Write out the records that appear below, verbatim and complete, but without pictures.

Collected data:

— Begin —

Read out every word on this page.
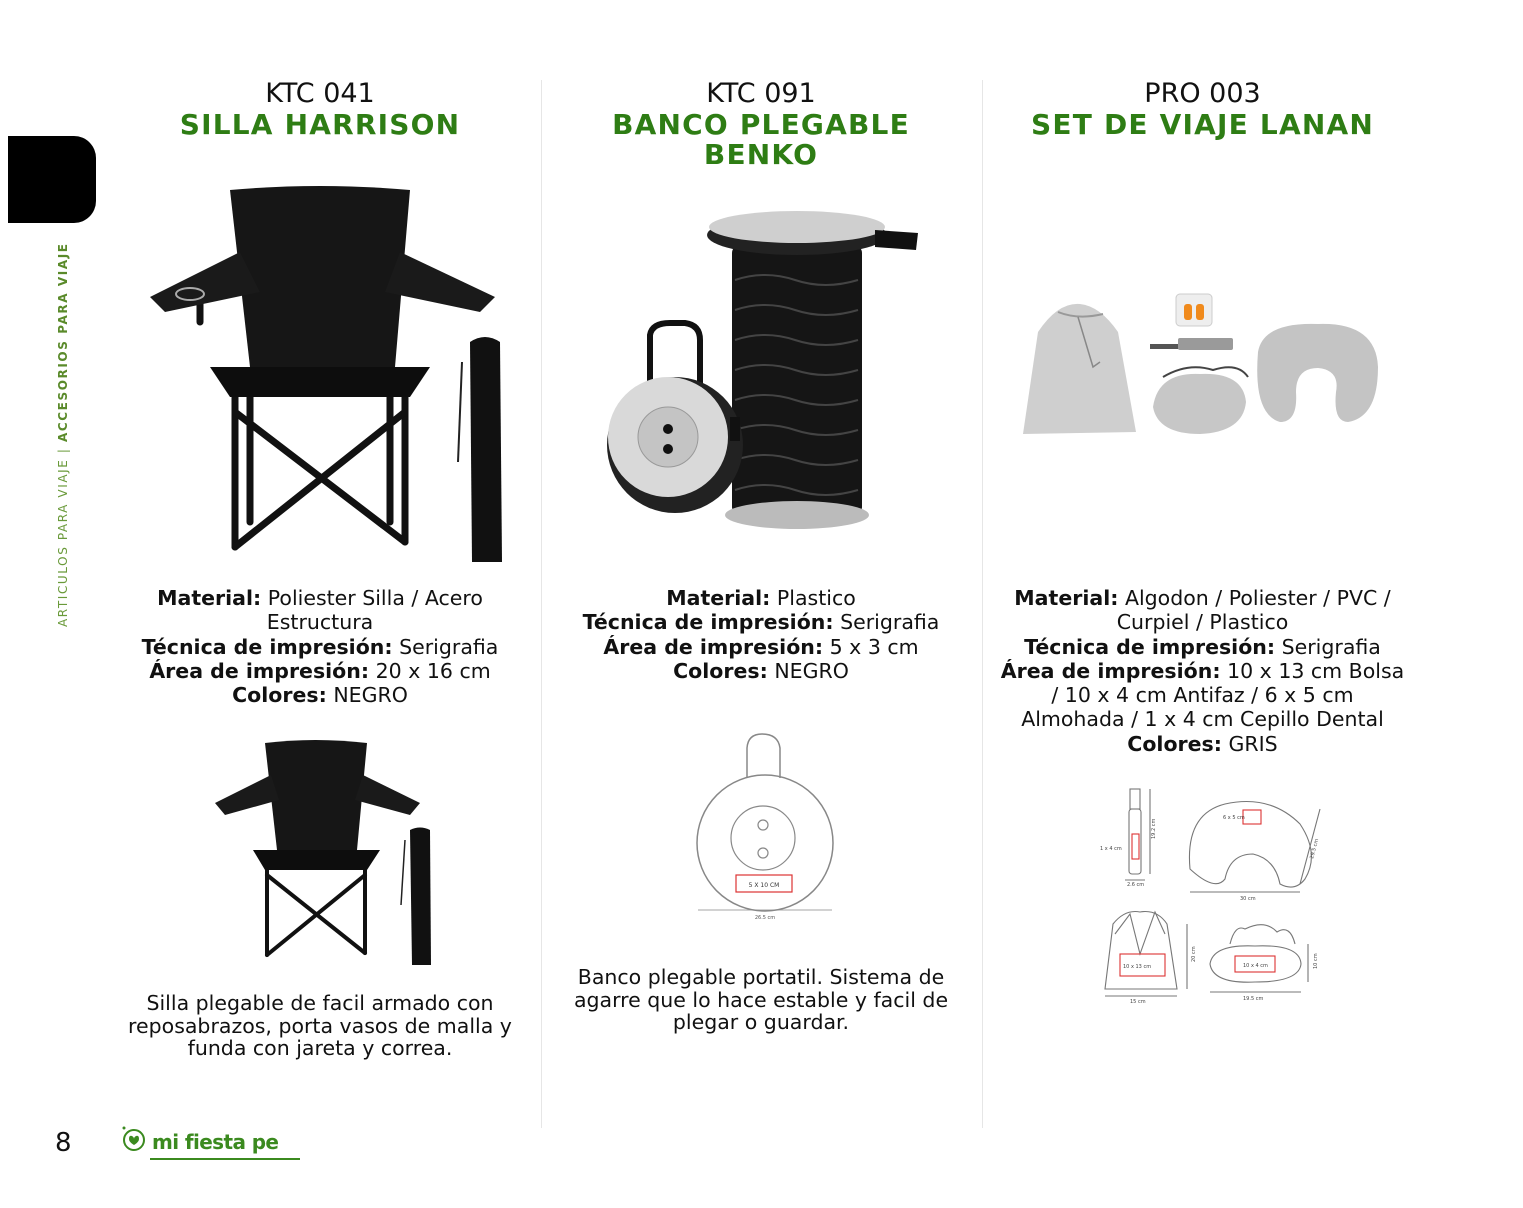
ARTICULOS PARA VIAJE | ACCESORIOS PARA VIAJE
KTC 041
SILLA HARRISON
Material: Poliester Silla / Acero Estructura
Técnica de impresión: Serigrafia
Área de impresión: 20 x 16 cm
Colores: NEGRO
Silla plegable de facil armado con reposabrazos, porta vasos de malla y funda con jareta y correa.
KTC 091
BANCO PLEGABLE BENKO
Material: Plastico
Técnica de impresión: Serigrafia
Área de impresión: 5 x 3 cm
Colores: NEGRO
5 X 10 CM
26.5 cm
Banco plegable portatil. Sistema de agarre que lo hace estable y facil de plegar o guardar.
PRO 003
SET DE VIAJE LANAN
Material: Algodon / Poliester / PVC / Curpiel / Plastico
Técnica de impresión: Serigrafia
Área de impresión: 10 x 13 cm Bolsa / 10 x 4 cm Antifaz / 6 x 5 cm Almohada / 1 x 4 cm Cepillo Dental
Colores: GRIS
1 x 4 cm
19.2 cm
2.6 cm
6 x 5 cm
30 cm
29.5 cm
10 x 13 cm
15 cm
20 cm
10 x 4 cm
19.5 cm
10 cm
8	mi fiesta pe
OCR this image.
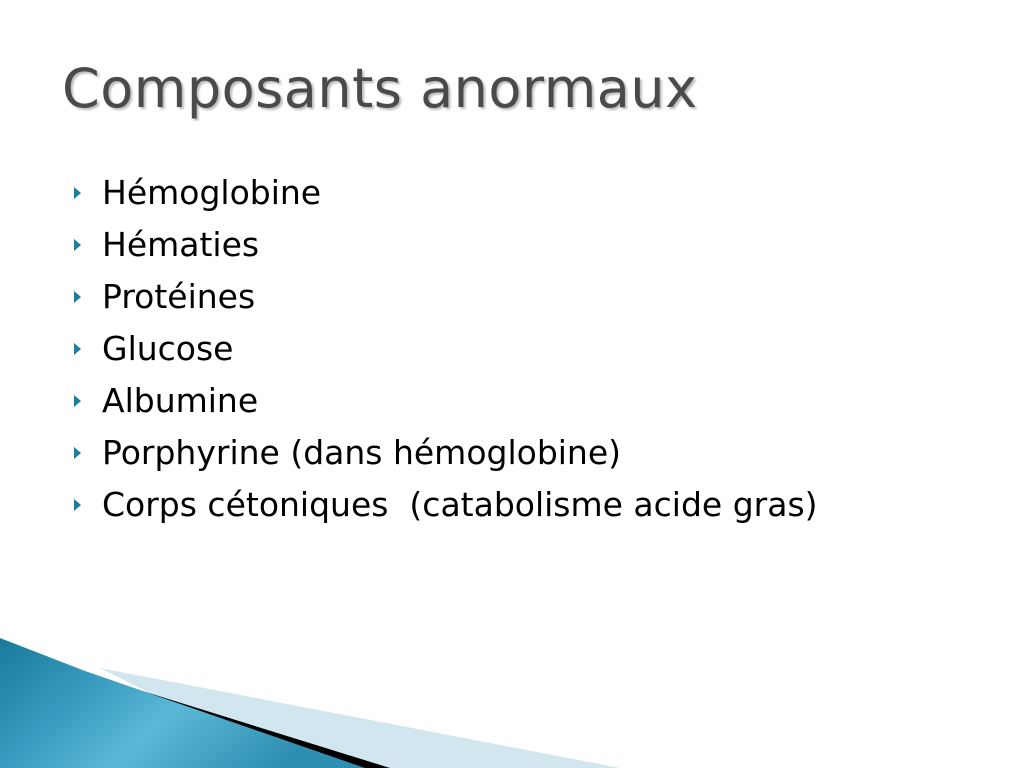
Composants anormaux
Hémoglobine
Hématies
Protéines
Glucose
Albumine
Porphyrine (dans hémoglobine)
Corps cétoniques  (catabolisme acide gras)
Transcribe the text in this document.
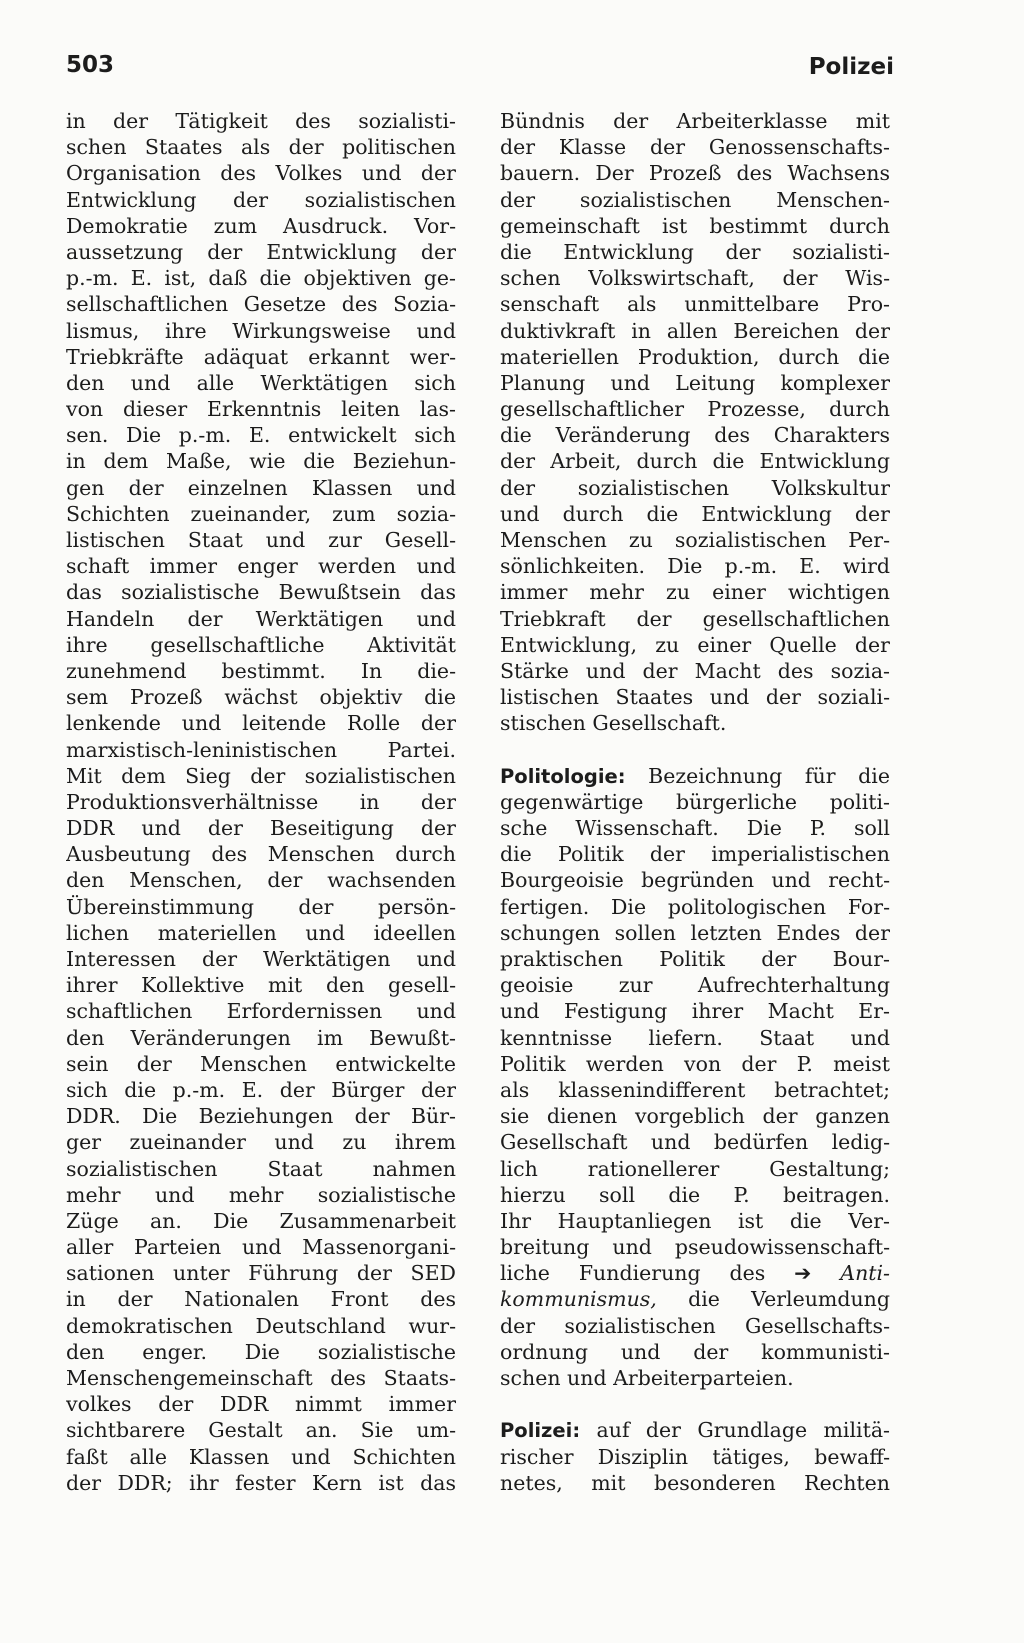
503	Polizei
in der Tätigkeit des sozialisti-
schen Staates als der politischen
Organisation des Volkes und der
Entwicklung der sozialistischen
Demokratie zum Ausdruck. Vor-
aussetzung der Entwicklung der
p.-m. E. ist, daß die objektiven ge-
sellschaftlichen Gesetze des Sozia-
lismus, ihre Wirkungsweise und
Triebkräfte adäquat erkannt wer-
den und alle Werktätigen sich
von dieser Erkenntnis leiten las-
sen. Die p.-m. E. entwickelt sich
in dem Maße, wie die Beziehun-
gen der einzelnen Klassen und
Schichten zueinander, zum sozia-
listischen Staat und zur Gesell-
schaft immer enger werden und
das sozialistische Bewußtsein das
Handeln der Werktätigen und
ihre gesellschaftliche Aktivität
zunehmend bestimmt. In die-
sem Prozeß wächst objektiv die
lenkende und leitende Rolle der
marxistisch-leninistischen Partei.
Mit dem Sieg der sozialistischen
Produktionsverhältnisse in der
DDR und der Beseitigung der
Ausbeutung des Menschen durch
den Menschen, der wachsenden
Übereinstimmung der persön-
lichen materiellen und ideellen
Interessen der Werktätigen und
ihrer Kollektive mit den gesell-
schaftlichen Erfordernissen und
den Veränderungen im Bewußt-
sein der Menschen entwickelte
sich die p.-m. E. der Bürger der
DDR. Die Beziehungen der Bür-
ger zueinander und zu ihrem
sozialistischen Staat nahmen
mehr und mehr sozialistische
Züge an. Die Zusammenarbeit
aller Parteien und Massenorgani-
sationen unter Führung der SED
in der Nationalen Front des
demokratischen Deutschland wur-
den enger. Die sozialistische
Menschengemeinschaft des Staats-
volkes der DDR nimmt immer
sichtbarere Gestalt an. Sie um-
faßt alle Klassen und Schichten
der DDR; ihr fester Kern ist das

Bündnis der Arbeiterklasse mit
der Klasse der Genossenschafts-
bauern. Der Prozeß des Wachsens
der sozialistischen Menschen-
gemeinschaft ist bestimmt durch
die Entwicklung der sozialisti-
schen Volkswirtschaft, der Wis-
senschaft als unmittelbare Pro-
duktivkraft in allen Bereichen der
materiellen Produktion, durch die
Planung und Leitung komplexer
gesellschaftlicher Prozesse, durch
die Veränderung des Charakters
der Arbeit, durch die Entwicklung
der sozialistischen Volkskultur
und durch die Entwicklung der
Menschen zu sozialistischen Per-
sönlichkeiten. Die p.-m. E. wird
immer mehr zu einer wichtigen
Triebkraft der gesellschaftlichen
Entwicklung, zu einer Quelle der
Stärke und der Macht des sozia-
listischen Staates und der soziali-
stischen Gesellschaft.

Politologie: Bezeichnung für die
gegenwärtige bürgerliche politi-
sche Wissenschaft. Die P. soll
die Politik der imperialistischen
Bourgeoisie begründen und recht-
fertigen. Die politologischen For-
schungen sollen letzten Endes der
praktischen Politik der Bour-
geoisie zur Aufrechterhaltung
und Festigung ihrer Macht Er-
kenntnisse liefern. Staat und
Politik werden von der P. meist
als klassenindifferent betrachtet;
sie dienen vorgeblich der ganzen
Gesellschaft und bedürfen ledig-
lich rationellerer Gestaltung;
hierzu soll die P. beitragen.
Ihr Hauptanliegen ist die Ver-
breitung und pseudowissenschaft-
liche Fundierung des ➔ Anti-
kommunismus, die Verleumdung
der sozialistischen Gesellschafts-
ordnung und der kommunisti-
schen und Arbeiterparteien.

Polizei: auf der Grundlage militä-
rischer Disziplin tätiges, bewaff-
netes, mit besonderen Rechten
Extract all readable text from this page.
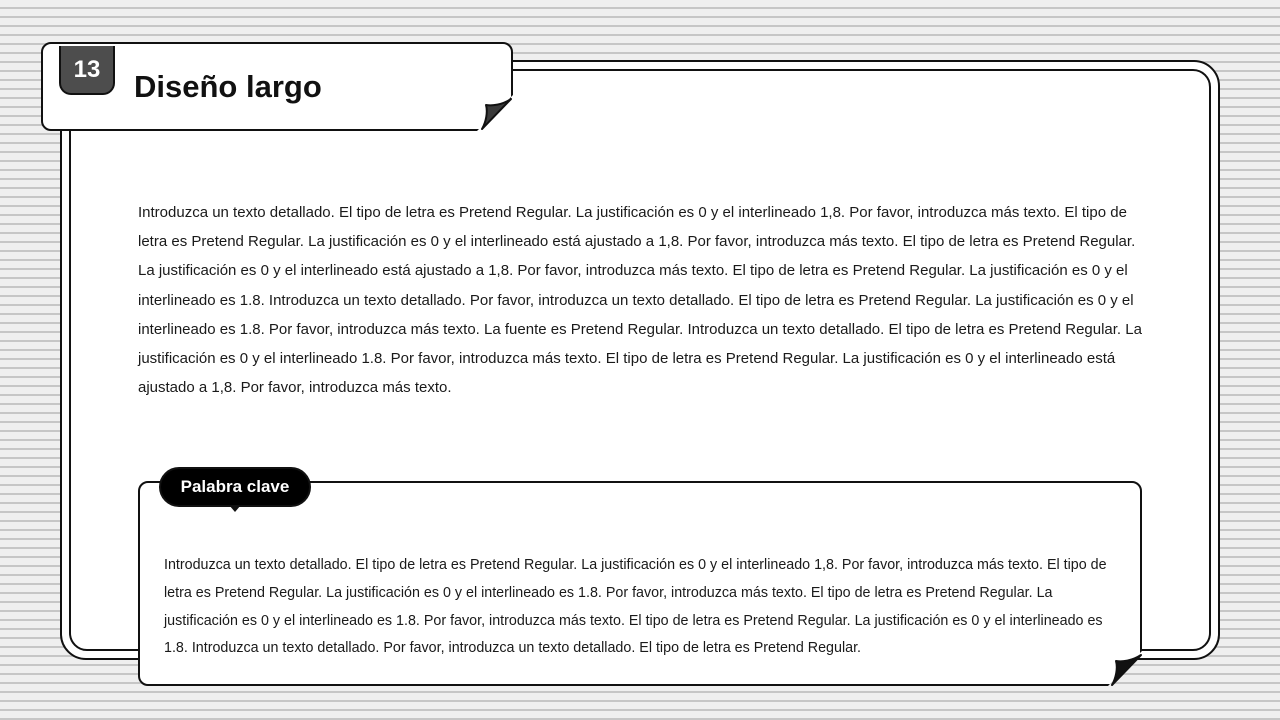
13	Diseño largo

Introduzca un texto detallado. El tipo de letra es Pretend Regular. La justificación es 0 y el interlineado 1,8. Por favor, introduzca más texto. El tipo de letra es Pretend Regular. La justificación es 0 y el interlineado está ajustado a 1,8. Por favor, introduzca más texto. El tipo de letra es Pretend Regular. La justificación es 0 y el interlineado está ajustado a 1,8. Por favor, introduzca más texto. El tipo de letra es Pretend Regular. La justificación es 0 y el interlineado es 1.8. Introduzca un texto detallado. Por favor, introduzca un texto detallado. El tipo de letra es Pretend Regular. La justificación es 0 y el interlineado es 1.8. Por favor, introduzca más texto. La fuente es Pretend Regular. Introduzca un texto detallado. El tipo de letra es Pretend Regular. La justificación es 0 y el interlineado 1.8. Por favor, introduzca más texto. El tipo de letra es Pretend Regular. La justificación es 0 y el interlineado está ajustado a 1,8. Por favor, introduzca más texto.

Palabra clave

Introduzca un texto detallado. El tipo de letra es Pretend Regular. La justificación es 0 y el interlineado 1,8. Por favor, introduzca más texto. El tipo de letra es Pretend Regular. La justificación es 0 y el interlineado es 1.8. Por favor, introduzca más texto. El tipo de letra es Pretend Regular. La justificación es 0 y el interlineado es 1.8. Por favor, introduzca más texto. El tipo de letra es Pretend Regular. La justificación es 0 y el interlineado es 1.8. Introduzca un texto detallado. Por favor, introduzca un texto detallado. El tipo de letra es Pretend Regular.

— End —

» **OUTPUT**:
Read out every word on this page.
ARTICULOS PARA VIAJE | ACCESORIOS PARA VIAJE
KTC 041
SILLA HARRISON
Material: Poliester Silla / Acero Estructura
Técnica de impresión: Serigrafia
Área de impresión: 20 x 16 cm
Colores: NEGRO
Silla plegable de facil armado con reposabrazos, porta vasos de malla y funda con jareta y correa.
KTC 091
BANCO PLEGABLE BENKO
Material: Plastico
Técnica de impresión: Serigrafia
Área de impresión: 5 x 3 cm
Colores: NEGRO
5 X 10 CM
26.5 cm
Banco plegable portatil. Sistema de agarre que lo hace estable y facil de plegar o guardar.
PRO 003
SET DE VIAJE LANAN
Material: Algodon / Poliester / PVC / Curpiel / Plastico
Técnica de impresión: Serigrafia
Área de impresión: 10 x 13 cm Bolsa / 10 x 4 cm Antifaz / 6 x 5 cm Almohada / 1 x 4 cm Cepillo Dental
Colores: GRIS
1 x 4 cm
19.2 cm
2.6 cm
6 x 5 cm
30 cm
29.5 cm
10 x 13 cm
15 cm
20 cm
10 x 4 cm
19.5 cm
10 cm
8	mi fiesta pe
OCR this image.
Composants anormaux
Hémoglobine
Hématies
Protéines
Glucose
Albumine
Porphyrine (dans hémoglobine)
Corps cétoniques  (catabolisme acide gras)
Transcribe the text in this document.
503	Polizei
in der Tätigkeit des sozialisti-
schen Staates als der politischen
Organisation des Volkes und der
Entwicklung der sozialistischen
Demokratie zum Ausdruck. Vor-
aussetzung der Entwicklung der
p.-m. E. ist, daß die objektiven ge-
sellschaftlichen Gesetze des Sozia-
lismus, ihre Wirkungsweise und
Triebkräfte adäquat erkannt wer-
den und alle Werktätigen sich
von dieser Erkenntnis leiten las-
sen. Die p.-m. E. entwickelt sich
in dem Maße, wie die Beziehun-
gen der einzelnen Klassen und
Schichten zueinander, zum sozia-
listischen Staat und zur Gesell-
schaft immer enger werden und
das sozialistische Bewußtsein das
Handeln der Werktätigen und
ihre gesellschaftliche Aktivität
zunehmend bestimmt. In die-
sem Prozeß wächst objektiv die
lenkende und leitende Rolle der
marxistisch-leninistischen Partei.
Mit dem Sieg der sozialistischen
Produktionsverhältnisse in der
DDR und der Beseitigung der
Ausbeutung des Menschen durch
den Menschen, der wachsenden
Übereinstimmung der persön-
lichen materiellen und ideellen
Interessen der Werktätigen und
ihrer Kollektive mit den gesell-
schaftlichen Erfordernissen und
den Veränderungen im Bewußt-
sein der Menschen entwickelte
sich die p.-m. E. der Bürger der
DDR. Die Beziehungen der Bür-
ger zueinander und zu ihrem
sozialistischen Staat nahmen
mehr und mehr sozialistische
Züge an. Die Zusammenarbeit
aller Parteien und Massenorgani-
sationen unter Führung der SED
in der Nationalen Front des
demokratischen Deutschland wur-
den enger. Die sozialistische
Menschengemeinschaft des Staats-
volkes der DDR nimmt immer
sichtbarere Gestalt an. Sie um-
faßt alle Klassen und Schichten
der DDR; ihr fester Kern ist das

Bündnis der Arbeiterklasse mit
der Klasse der Genossenschafts-
bauern. Der Prozeß des Wachsens
der sozialistischen Menschen-
gemeinschaft ist bestimmt durch
die Entwicklung der sozialisti-
schen Volkswirtschaft, der Wis-
senschaft als unmittelbare Pro-
duktivkraft in allen Bereichen der
materiellen Produktion, durch die
Planung und Leitung komplexer
gesellschaftlicher Prozesse, durch
die Veränderung des Charakters
der Arbeit, durch die Entwicklung
der sozialistischen Volkskultur
und durch die Entwicklung der
Menschen zu sozialistischen Per-
sönlichkeiten. Die p.-m. E. wird
immer mehr zu einer wichtigen
Triebkraft der gesellschaftlichen
Entwicklung, zu einer Quelle der
Stärke und der Macht des sozia-
listischen Staates und der soziali-
stischen Gesellschaft.

Politologie: Bezeichnung für die
gegenwärtige bürgerliche politi-
sche Wissenschaft. Die P. soll
die Politik der imperialistischen
Bourgeoisie begründen und recht-
fertigen. Die politologischen For-
schungen sollen letzten Endes der
praktischen Politik der Bour-
geoisie zur Aufrechterhaltung
und Festigung ihrer Macht Er-
kenntnisse liefern. Staat und
Politik werden von der P. meist
als klassenindifferent betrachtet;
sie dienen vorgeblich der ganzen
Gesellschaft und bedürfen ledig-
lich rationellerer Gestaltung;
hierzu soll die P. beitragen.
Ihr Hauptanliegen ist die Ver-
breitung und pseudowissenschaft-
liche Fundierung des ➔ Anti-
kommunismus, die Verleumdung
der sozialistischen Gesellschafts-
ordnung und der kommunisti-
schen und Arbeiterparteien.

Polizei: auf der Grundlage militä-
rischer Disziplin tätiges, bewaff-
netes, mit besonderen Rechten
Extract all readable text from this page.
13	Diseño largo

Introduzca un texto detallado. El tipo de letra es Pretend Regular. La justificación es 0 y el interlineado 1,8. Por favor, introduzca más texto. El tipo de letra es Pretend Regular. La justificación es 0 y el interlineado está ajustado a 1,8. Por favor, introduzca más texto. El tipo de letra es Pretend Regular. La justificación es 0 y el interlineado está ajustado a 1,8. Por favor, introduzca más texto. El tipo de letra es Pretend Regular. La justificación es 0 y el interlineado es 1.8. Introduzca un texto detallado. Por favor, introduzca un texto detallado. El tipo de letra es Pretend Regular. La justificación es 0 y el interlineado es 1.8. Por favor, introduzca más texto. La fuente es Pretend Regular. Introduzca un texto detallado. El tipo de letra es Pretend Regular. La justificación es 0 y el interlineado 1.8. Por favor, introduzca más texto. El tipo de letra es Pretend Regular. La justificación es 0 y el interlineado está ajustado a 1,8. Por favor, introduzca más texto.

Palabra clave

Introduzca un texto detallado. El tipo de letra es Pretend Regular. La justificación es 0 y el interlineado 1,8. Por favor, introduzca más texto. El tipo de letra es Pretend Regular. La justificación es 0 y el interlineado es 1.8. Por favor, introduzca más texto. El tipo de letra es Pretend Regular. La justificación es 0 y el interlineado es 1.8. Por favor, introduzca más texto. El tipo de letra es Pretend Regular. La justificación es 0 y el interlineado es 1.8. Introduzca un texto detallado. Por favor, introduzca un texto detallado. El tipo de letra es Pretend Regular.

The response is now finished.